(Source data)
· · ·
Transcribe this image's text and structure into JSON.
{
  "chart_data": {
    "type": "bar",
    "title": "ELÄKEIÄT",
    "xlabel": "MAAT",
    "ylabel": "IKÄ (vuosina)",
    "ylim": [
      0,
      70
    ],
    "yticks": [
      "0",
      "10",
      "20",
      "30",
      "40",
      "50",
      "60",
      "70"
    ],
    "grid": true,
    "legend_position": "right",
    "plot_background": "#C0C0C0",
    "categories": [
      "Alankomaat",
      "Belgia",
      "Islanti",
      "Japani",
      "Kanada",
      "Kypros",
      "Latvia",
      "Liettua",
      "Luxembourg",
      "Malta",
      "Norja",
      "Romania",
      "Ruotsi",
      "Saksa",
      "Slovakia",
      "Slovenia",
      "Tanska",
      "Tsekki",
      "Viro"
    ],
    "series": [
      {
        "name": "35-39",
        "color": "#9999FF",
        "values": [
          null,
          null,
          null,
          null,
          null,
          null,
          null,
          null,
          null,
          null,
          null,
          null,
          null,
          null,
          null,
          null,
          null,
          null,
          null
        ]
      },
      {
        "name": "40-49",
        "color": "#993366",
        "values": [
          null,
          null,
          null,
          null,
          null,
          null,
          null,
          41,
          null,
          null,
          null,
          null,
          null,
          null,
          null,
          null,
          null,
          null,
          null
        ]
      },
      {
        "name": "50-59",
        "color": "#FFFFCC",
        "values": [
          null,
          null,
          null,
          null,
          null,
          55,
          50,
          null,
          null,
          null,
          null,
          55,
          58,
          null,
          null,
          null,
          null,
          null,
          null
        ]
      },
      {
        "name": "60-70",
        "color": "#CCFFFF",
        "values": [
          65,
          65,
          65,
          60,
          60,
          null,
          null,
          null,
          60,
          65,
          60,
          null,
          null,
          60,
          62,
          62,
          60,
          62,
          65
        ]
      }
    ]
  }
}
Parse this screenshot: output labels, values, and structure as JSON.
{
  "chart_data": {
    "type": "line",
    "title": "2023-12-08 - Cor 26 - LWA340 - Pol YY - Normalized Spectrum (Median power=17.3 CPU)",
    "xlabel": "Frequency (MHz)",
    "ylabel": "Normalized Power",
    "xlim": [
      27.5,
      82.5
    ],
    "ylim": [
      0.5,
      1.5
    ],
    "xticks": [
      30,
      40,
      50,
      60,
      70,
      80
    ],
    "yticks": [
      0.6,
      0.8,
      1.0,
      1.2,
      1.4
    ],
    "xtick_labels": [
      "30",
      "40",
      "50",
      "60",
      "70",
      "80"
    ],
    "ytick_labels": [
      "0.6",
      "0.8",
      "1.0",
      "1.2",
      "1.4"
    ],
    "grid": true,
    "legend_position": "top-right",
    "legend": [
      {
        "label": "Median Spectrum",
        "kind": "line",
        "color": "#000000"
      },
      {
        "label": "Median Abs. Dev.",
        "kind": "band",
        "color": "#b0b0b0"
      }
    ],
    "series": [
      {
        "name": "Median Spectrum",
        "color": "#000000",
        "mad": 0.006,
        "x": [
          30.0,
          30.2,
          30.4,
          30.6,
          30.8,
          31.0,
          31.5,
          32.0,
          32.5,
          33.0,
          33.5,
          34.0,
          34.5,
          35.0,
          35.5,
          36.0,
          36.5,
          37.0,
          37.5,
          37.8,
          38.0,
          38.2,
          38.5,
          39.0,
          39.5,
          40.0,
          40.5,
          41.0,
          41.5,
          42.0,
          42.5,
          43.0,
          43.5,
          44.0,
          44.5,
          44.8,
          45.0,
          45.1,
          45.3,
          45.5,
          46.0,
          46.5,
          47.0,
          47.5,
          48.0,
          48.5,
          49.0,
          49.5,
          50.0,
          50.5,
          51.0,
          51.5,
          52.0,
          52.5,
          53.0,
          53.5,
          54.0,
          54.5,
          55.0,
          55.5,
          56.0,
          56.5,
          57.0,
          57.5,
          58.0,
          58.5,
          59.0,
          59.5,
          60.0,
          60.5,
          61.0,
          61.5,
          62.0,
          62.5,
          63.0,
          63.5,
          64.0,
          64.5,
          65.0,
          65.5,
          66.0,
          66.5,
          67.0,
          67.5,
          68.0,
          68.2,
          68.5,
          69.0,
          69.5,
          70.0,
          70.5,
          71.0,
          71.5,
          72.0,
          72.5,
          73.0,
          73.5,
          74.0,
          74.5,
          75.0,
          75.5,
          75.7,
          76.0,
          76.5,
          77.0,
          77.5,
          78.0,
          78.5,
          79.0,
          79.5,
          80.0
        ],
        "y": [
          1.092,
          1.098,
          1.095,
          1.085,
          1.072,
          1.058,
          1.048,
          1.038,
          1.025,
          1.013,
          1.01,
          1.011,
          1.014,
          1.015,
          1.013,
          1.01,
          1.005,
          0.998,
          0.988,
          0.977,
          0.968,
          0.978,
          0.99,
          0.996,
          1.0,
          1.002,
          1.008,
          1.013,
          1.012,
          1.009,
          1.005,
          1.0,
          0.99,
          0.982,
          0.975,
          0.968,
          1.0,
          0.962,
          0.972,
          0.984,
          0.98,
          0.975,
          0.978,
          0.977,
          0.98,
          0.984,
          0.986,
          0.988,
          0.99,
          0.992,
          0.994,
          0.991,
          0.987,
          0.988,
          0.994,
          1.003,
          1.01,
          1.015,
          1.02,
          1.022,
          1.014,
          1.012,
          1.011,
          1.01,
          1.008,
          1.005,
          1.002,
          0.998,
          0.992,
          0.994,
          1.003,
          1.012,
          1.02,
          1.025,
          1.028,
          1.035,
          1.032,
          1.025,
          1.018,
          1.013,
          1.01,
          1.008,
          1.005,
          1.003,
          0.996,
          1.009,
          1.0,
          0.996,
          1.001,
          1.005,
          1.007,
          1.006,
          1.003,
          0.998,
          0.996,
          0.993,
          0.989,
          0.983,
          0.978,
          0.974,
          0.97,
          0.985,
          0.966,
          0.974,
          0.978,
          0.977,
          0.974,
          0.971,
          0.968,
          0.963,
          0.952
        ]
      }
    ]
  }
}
· · ·
# The request
Quote all of the entries verbatim.

# The completed task
Transcribe this image's text and structure into JSON.
{
  "chart_data": {
    "type": "bar",
    "title": "ELÄKEIÄT",
    "xlabel": "MAAT",
    "ylabel": "IKÄ (vuosina)",
    "ylim": [
      0,
      70
    ],
    "yticks": [
      "0",
      "10",
      "20",
      "30",
      "40",
      "50",
      "60",
      "70"
    ],
    "grid": true,
    "legend_position": "right",
    "plot_background": "#C0C0C0",
    "categories": [
      "Alankomaat",
      "Belgia",
      "Islanti",
      "Japani",
      "Kanada",
      "Kypros",
      "Latvia",
      "Liettua",
      "Luxembourg",
      "Malta",
      "Norja",
      "Romania",
      "Ruotsi",
      "Saksa",
      "Slovakia",
      "Slovenia",
      "Tanska",
      "Tsekki",
      "Viro"
    ],
    "series": [
      {
        "name": "35-39",
        "color": "#9999FF",
        "values": [
          null,
          null,
          null,
          null,
          null,
          null,
          null,
          null,
          null,
          null,
          null,
          null,
          null,
          null,
          null,
          null,
          null,
          null,
          null
        ]
      },
      {
        "name": "40-49",
        "color": "#993366",
        "values": [
          null,
          null,
          null,
          null,
          null,
          null,
          null,
          41,
          null,
          null,
          null,
          null,
          null,
          null,
          null,
          null,
          null,
          null,
          null
        ]
      },
      {
        "name": "50-59",
        "color": "#FFFFCC",
        "values": [
          null,
          null,
          null,
          null,
          null,
          55,
          50,
          null,
          null,
          null,
          null,
          55,
          58,
          null,
          null,
          null,
          null,
          null,
          null
        ]
      },
      {
        "name": "60-70",
        "color": "#CCFFFF",
        "values": [
          65,
          65,
          65,
          60,
          60,
          null,
          null,
          null,
          60,
          65,
          60,
          null,
          null,
          60,
          62,
          62,
          60,
          62,
          65
        ]
      }
    ]
  }
}
Parse this screenshot: output labels, values, and structure as JSON.
{
  "chart_data": {
    "type": "line",
    "title": "2023-12-08 - Cor 26 - LWA340 - Pol YY - Normalized Spectrum (Median power=17.3 CPU)",
    "xlabel": "Frequency (MHz)",
    "ylabel": "Normalized Power",
    "xlim": [
      27.5,
      82.5
    ],
    "ylim": [
      0.5,
      1.5
    ],
    "xticks": [
      30,
      40,
      50,
      60,
      70,
      80
    ],
    "yticks": [
      0.6,
      0.8,
      1.0,
      1.2,
      1.4
    ],
    "xtick_labels": [
      "30",
      "40",
      "50",
      "60",
      "70",
      "80"
    ],
    "ytick_labels": [
      "0.6",
      "0.8",
      "1.0",
      "1.2",
      "1.4"
    ],
    "grid": true,
    "legend_position": "top-right",
    "legend": [
      {
        "label": "Median Spectrum",
        "kind": "line",
        "color": "#000000"
      },
      {
        "label": "Median Abs. Dev.",
        "kind": "band",
        "color": "#b0b0b0"
      }
    ],
    "series": [
      {
        "name": "Median Spectrum",
        "color": "#000000",
        "mad": 0.006,
        "x": [
          30.0,
          30.2,
          30.4,
          30.6,
          30.8,
          31.0,
          31.5,
          32.0,
          32.5,
          33.0,
          33.5,
          34.0,
          34.5,
          35.0,
          35.5,
          36.0,
          36.5,
          37.0,
          37.5,
          37.8,
          38.0,
          38.2,
          38.5,
          39.0,
          39.5,
          40.0,
          40.5,
          41.0,
          41.5,
          42.0,
          42.5,
          43.0,
          43.5,
          44.0,
          44.5,
          44.8,
          45.0,
          45.1,
          45.3,
          45.5,
          46.0,
          46.5,
          47.0,
          47.5,
          48.0,
          48.5,
          49.0,
          49.5,
          50.0,
          50.5,
          51.0,
          51.5,
          52.0,
          52.5,
          53.0,
          53.5,
          54.0,
          54.5,
          55.0,
          55.5,
          56.0,
          56.5,
          57.0,
          57.5,
          58.0,
          58.5,
          59.0,
          59.5,
          60.0,
          60.5,
          61.0,
          61.5,
          62.0,
          62.5,
          63.0,
          63.5,
          64.0,
          64.5,
          65.0,
          65.5,
          66.0,
          66.5,
          67.0,
          67.5,
          68.0,
          68.2,
          68.5,
          69.0,
          69.5,
          70.0,
          70.5,
          71.0,
          71.5,
          72.0,
          72.5,
          73.0,
          73.5,
          74.0,
          74.5,
          75.0,
          75.5,
          75.7,
          76.0,
          76.5,
          77.0,
          77.5,
          78.0,
          78.5,
          79.0,
          79.5,
          80.0
        ],
        "y": [
          1.092,
          1.098,
          1.095,
          1.085,
          1.072,
          1.058,
          1.048,
          1.038,
          1.025,
          1.013,
          1.01,
          1.011,
          1.014,
          1.015,
          1.013,
          1.01,
          1.005,
          0.998,
          0.988,
          0.977,
          0.968,
          0.978,
          0.99,
          0.996,
          1.0,
          1.002,
          1.008,
          1.013,
          1.012,
          1.009,
          1.005,
          1.0,
          0.99,
          0.982,
          0.975,
          0.968,
          1.0,
          0.962,
          0.972,
          0.984,
          0.98,
          0.975,
          0.978,
          0.977,
          0.98,
          0.984,
          0.986,
          0.988,
          0.99,
          0.992,
          0.994,
          0.991,
          0.987,
          0.988,
          0.994,
          1.003,
          1.01,
          1.015,
          1.02,
          1.022,
          1.014,
          1.012,
          1.011,
          1.01,
          1.008,
          1.005,
          1.002,
          0.998,
          0.992,
          0.994,
          1.003,
          1.012,
          1.02,
          1.025,
          1.028,
          1.035,
          1.032,
          1.025,
          1.018,
          1.013,
          1.01,
          1.008,
          1.005,
          1.003,
          0.996,
          1.009,
          1.0,
          0.996,
          1.001,
          1.005,
          1.007,
          1.006,
          1.003,
          0.998,
          0.996,
          0.993,
          0.989,
          0.983,
          0.978,
          0.974,
          0.97,
          0.985,
          0.966,
          0.974,
          0.978,
          0.977,
          0.974,
          0.971,
          0.968,
          0.963,
          0.952
        ]
      }
    ]
  }
}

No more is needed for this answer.